◆ TASK ◆
Can the data below be echoed back word for word?

◆ Stored items from a collection ◆
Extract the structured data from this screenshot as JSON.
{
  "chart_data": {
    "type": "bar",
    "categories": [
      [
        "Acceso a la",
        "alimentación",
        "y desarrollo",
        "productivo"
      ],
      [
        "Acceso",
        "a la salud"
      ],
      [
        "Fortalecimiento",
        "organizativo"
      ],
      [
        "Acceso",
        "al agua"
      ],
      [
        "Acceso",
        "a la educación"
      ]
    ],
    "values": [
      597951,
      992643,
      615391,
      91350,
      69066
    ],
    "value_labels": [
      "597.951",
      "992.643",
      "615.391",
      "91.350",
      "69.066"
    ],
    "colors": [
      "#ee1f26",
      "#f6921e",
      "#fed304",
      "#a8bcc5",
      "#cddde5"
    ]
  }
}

◆ RESULT FOR THIS TASK ◆
Extract the structured data from this screenshot as JSON.
{
  "chart_data": {
    "type": "bar",
    "categories": [
      [
        "Acceso a la",
        "alimentación",
        "y desarrollo",
        "productivo"
      ],
      [
        "Acceso",
        "a la salud"
      ],
      [
        "Fortalecimiento",
        "organizativo"
      ],
      [
        "Acceso",
        "al agua"
      ],
      [
        "Acceso",
        "a la educación"
      ]
    ],
    "values": [
      597951,
      992643,
      615391,
      91350,
      69066
    ],
    "value_labels": [
      "597.951",
      "992.643",
      "615.391",
      "91.350",
      "69.066"
    ],
    "colors": [
      "#ee1f26",
      "#f6921e",
      "#fed304",
      "#a8bcc5",
      "#cddde5"
    ]
  }
}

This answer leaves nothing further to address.